▶ [Provided entries]
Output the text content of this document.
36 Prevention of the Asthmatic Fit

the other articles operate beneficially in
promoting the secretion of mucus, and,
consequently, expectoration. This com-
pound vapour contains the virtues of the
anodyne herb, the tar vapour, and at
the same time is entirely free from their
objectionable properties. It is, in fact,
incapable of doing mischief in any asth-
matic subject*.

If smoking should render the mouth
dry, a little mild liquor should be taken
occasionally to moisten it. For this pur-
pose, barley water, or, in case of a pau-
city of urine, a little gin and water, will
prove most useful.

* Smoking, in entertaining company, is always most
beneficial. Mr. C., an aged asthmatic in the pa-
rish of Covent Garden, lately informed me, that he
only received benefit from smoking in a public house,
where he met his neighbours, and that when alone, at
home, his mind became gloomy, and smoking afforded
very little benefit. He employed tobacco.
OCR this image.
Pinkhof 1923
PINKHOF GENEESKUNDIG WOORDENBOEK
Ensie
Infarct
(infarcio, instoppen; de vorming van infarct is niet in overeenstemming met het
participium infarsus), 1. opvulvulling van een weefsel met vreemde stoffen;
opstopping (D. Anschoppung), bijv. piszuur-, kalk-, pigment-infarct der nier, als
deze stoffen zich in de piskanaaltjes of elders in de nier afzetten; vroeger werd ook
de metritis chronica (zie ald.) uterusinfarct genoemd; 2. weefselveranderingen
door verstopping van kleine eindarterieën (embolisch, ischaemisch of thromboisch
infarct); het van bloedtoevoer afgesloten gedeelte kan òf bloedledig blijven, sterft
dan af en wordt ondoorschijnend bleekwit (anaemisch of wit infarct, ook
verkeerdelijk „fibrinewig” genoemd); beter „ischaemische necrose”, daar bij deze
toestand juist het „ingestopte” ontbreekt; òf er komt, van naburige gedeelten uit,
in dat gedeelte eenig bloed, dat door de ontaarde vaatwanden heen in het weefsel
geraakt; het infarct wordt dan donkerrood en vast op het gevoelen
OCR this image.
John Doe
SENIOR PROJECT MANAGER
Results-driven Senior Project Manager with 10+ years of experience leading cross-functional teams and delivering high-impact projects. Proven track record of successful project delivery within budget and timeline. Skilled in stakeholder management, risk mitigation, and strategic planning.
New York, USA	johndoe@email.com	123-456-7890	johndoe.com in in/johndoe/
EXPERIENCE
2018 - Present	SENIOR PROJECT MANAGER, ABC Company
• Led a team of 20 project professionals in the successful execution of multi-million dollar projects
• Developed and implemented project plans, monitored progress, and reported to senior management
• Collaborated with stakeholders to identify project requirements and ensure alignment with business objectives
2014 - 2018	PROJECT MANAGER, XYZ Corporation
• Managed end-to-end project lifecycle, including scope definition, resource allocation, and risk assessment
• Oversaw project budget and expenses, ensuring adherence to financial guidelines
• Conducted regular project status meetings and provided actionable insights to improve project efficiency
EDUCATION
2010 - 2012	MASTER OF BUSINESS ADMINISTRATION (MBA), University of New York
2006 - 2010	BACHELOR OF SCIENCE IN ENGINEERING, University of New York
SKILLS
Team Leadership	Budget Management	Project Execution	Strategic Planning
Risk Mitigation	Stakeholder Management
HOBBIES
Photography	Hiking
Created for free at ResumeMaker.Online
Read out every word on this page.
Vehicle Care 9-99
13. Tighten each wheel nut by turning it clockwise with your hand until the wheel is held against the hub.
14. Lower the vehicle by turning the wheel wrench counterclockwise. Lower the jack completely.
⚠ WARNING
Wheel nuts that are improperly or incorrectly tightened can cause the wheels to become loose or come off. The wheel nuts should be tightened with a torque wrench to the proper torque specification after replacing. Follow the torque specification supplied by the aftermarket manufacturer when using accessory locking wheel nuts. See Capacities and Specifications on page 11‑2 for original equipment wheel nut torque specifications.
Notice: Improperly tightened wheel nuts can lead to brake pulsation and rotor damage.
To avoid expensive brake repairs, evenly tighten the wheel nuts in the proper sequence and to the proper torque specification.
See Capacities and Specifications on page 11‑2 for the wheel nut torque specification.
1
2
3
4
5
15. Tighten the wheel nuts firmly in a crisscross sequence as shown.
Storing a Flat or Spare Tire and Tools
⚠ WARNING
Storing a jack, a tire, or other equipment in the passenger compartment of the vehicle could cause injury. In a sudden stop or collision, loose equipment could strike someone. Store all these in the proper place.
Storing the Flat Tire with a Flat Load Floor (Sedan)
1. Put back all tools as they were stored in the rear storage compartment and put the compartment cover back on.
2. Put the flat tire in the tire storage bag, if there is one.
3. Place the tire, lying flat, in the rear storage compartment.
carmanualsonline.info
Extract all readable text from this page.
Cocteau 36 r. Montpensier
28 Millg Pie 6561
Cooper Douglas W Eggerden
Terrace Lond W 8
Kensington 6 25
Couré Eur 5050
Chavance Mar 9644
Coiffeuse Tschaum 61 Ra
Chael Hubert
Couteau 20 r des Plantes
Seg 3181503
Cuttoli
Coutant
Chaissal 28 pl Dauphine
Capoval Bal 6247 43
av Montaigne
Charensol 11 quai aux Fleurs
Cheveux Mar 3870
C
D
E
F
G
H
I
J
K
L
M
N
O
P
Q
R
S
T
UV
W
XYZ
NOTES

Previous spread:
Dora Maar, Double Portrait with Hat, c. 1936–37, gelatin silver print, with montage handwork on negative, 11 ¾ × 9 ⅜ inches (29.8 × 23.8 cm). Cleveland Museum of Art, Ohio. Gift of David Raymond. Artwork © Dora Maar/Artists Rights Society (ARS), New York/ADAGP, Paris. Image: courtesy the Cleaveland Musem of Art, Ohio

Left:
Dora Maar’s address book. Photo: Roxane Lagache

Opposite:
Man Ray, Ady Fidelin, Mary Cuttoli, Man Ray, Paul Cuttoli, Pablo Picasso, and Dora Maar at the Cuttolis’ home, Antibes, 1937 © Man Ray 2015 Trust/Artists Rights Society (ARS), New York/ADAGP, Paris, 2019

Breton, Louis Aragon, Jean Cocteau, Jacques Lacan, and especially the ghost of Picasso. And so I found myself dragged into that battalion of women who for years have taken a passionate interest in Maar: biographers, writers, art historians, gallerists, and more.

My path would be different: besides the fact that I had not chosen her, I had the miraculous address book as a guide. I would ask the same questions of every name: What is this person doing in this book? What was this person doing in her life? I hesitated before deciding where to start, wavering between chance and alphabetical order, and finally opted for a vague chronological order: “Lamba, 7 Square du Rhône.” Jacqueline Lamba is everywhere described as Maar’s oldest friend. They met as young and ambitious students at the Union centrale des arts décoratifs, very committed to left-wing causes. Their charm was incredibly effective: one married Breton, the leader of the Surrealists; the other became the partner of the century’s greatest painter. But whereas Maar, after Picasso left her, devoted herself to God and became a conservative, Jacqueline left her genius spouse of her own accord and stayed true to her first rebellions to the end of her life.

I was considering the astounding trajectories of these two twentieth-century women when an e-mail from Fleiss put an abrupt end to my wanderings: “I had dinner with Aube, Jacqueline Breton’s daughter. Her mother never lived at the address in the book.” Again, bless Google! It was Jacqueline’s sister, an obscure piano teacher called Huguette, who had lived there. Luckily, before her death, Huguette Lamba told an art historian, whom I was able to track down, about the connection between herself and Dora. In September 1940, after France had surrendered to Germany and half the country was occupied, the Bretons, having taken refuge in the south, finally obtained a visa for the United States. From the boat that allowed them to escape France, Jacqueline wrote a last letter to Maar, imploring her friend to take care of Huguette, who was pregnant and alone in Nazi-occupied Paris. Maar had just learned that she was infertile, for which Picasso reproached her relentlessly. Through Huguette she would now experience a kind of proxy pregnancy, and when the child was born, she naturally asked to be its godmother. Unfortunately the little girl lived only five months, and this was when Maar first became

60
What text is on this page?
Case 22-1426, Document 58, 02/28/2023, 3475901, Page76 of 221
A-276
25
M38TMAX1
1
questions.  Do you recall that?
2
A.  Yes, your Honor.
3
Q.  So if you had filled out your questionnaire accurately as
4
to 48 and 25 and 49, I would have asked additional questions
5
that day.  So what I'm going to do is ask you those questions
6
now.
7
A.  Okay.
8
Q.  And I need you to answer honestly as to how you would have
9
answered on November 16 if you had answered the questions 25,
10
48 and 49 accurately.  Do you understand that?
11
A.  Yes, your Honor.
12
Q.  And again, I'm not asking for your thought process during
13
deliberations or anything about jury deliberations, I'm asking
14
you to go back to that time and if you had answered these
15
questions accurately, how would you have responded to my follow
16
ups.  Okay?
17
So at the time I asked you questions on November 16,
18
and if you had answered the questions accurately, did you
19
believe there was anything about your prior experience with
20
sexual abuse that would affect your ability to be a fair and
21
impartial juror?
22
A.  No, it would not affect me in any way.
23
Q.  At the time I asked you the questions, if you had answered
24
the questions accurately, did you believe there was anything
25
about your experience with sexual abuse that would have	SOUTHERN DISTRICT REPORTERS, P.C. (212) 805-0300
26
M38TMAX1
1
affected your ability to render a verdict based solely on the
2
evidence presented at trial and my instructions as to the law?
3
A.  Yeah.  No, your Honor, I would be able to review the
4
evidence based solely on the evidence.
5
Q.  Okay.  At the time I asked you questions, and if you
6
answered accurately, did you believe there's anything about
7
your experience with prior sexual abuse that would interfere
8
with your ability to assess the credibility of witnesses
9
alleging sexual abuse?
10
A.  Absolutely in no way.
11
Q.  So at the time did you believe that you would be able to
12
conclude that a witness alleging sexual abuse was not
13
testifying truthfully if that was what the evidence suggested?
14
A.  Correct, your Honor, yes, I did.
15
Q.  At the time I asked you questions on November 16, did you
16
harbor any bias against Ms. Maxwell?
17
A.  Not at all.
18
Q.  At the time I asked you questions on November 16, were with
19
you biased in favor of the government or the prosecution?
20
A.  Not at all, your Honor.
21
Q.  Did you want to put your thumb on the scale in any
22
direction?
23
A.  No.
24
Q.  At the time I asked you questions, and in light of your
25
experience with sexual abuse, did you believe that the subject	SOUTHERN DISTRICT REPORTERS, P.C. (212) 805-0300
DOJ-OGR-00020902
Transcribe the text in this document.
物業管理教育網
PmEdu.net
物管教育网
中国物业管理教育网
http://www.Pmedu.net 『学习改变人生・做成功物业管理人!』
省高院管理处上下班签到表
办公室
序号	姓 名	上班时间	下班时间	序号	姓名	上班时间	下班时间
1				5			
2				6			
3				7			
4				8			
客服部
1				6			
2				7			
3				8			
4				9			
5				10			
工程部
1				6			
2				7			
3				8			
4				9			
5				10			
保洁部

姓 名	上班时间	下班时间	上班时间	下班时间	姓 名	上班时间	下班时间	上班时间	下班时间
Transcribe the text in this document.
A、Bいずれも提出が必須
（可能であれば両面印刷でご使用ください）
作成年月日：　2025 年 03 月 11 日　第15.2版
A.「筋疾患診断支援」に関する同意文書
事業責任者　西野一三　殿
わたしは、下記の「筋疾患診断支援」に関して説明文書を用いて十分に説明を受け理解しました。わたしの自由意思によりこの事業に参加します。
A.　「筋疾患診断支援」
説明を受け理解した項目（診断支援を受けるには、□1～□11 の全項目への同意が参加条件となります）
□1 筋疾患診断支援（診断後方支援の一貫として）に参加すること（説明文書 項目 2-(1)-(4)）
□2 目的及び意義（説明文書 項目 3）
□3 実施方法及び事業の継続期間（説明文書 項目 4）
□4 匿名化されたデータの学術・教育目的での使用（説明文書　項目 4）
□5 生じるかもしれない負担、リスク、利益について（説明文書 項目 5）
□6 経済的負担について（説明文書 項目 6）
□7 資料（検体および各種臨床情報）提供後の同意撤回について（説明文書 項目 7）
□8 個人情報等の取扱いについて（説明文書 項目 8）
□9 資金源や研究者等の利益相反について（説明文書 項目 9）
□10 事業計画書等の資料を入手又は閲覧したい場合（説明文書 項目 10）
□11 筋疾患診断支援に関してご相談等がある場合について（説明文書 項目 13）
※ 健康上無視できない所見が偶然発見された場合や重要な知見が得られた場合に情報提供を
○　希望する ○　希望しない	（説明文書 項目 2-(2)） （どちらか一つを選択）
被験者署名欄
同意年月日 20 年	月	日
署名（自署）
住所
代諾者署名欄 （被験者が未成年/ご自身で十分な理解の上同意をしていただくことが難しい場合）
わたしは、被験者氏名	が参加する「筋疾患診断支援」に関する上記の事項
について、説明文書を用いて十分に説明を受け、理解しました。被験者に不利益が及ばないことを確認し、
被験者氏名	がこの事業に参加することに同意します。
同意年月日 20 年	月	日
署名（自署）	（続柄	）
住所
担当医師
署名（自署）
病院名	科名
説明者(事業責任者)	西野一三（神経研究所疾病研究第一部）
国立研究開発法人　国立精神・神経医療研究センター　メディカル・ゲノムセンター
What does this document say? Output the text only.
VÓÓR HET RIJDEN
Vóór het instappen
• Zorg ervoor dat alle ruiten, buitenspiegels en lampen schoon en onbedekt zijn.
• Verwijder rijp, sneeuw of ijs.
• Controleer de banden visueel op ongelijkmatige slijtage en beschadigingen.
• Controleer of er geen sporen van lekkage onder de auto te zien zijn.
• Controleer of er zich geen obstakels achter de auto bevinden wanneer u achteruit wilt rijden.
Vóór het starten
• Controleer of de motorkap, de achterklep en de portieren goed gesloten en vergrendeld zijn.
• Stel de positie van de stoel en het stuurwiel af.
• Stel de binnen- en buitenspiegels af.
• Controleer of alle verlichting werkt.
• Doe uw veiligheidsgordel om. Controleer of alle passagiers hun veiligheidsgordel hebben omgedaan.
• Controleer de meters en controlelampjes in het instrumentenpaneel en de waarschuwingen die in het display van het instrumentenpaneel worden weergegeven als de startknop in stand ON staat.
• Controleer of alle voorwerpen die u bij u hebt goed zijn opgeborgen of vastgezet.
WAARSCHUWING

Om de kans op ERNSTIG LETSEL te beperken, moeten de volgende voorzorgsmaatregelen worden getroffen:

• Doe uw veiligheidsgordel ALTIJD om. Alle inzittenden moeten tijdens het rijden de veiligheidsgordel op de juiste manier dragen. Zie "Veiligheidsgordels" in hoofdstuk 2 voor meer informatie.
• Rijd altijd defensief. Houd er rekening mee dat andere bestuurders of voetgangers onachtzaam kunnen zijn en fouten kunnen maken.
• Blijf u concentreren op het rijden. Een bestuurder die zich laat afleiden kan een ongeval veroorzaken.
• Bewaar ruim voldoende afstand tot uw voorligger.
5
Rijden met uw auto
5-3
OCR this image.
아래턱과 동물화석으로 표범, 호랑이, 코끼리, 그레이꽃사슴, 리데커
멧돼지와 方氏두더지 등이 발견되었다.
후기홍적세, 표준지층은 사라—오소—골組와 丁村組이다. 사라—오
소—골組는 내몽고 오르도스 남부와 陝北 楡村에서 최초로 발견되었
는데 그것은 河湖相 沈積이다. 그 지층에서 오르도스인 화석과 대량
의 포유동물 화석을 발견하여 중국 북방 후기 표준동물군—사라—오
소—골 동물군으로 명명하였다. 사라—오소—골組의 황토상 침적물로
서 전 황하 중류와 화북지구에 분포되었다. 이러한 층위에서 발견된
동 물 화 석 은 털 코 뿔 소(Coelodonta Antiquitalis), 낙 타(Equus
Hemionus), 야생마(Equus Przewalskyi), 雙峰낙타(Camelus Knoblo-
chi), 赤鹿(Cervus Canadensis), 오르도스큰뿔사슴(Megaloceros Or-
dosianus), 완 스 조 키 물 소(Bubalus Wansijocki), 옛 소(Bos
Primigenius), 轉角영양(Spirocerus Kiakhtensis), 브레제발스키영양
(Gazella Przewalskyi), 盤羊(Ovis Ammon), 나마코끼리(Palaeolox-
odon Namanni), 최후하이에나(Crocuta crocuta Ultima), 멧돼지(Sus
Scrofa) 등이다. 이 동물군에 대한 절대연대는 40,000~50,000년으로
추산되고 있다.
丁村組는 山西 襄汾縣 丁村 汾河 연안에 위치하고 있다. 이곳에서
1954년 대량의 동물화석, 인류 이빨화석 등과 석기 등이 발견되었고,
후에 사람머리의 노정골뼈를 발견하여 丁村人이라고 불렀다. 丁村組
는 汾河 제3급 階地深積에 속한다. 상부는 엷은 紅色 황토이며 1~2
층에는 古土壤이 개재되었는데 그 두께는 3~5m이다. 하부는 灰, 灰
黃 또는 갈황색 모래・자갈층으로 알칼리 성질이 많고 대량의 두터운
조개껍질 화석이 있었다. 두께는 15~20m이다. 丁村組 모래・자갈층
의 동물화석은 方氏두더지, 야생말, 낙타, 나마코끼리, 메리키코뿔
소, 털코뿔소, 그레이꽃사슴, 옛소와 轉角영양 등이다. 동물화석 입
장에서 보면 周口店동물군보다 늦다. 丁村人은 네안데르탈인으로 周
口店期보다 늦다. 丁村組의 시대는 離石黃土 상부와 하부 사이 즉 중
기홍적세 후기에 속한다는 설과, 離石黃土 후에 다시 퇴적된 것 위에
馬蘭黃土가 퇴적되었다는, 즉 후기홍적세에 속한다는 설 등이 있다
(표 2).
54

▶ [Problem to solve] Make a copy of each line that contains the string "doing".

▶ [Solution to this exercise]
incapable of doing mischief in any asth-
My path would be different: besides the fact that I had not chosen her, I had the miraculous address book as a guide. I would ask the same questions of every name: What is this person doing in this book? What was this person doing in her life? I hesitated before deciding where to start, wavering between chance and alphabetical order, and finally opted for a vague chronological order: “Lamba, 7 Square du Rhône.” Jacqueline Lamba is everywhere described as Maar’s oldest friend. They met as young and ambitious students at the Union centrale des arts décoratifs, very committed to left-wing causes. Their charm was incredibly effective: one married Breton, the leader of the Surrealists; the other became the partner of the century’s greatest painter. But whereas Maar, after Picasso left her, devoted herself to God and became a conservative, Jacqueline left her genius spouse of her own accord and stayed true to her first rebellions to the end of her life.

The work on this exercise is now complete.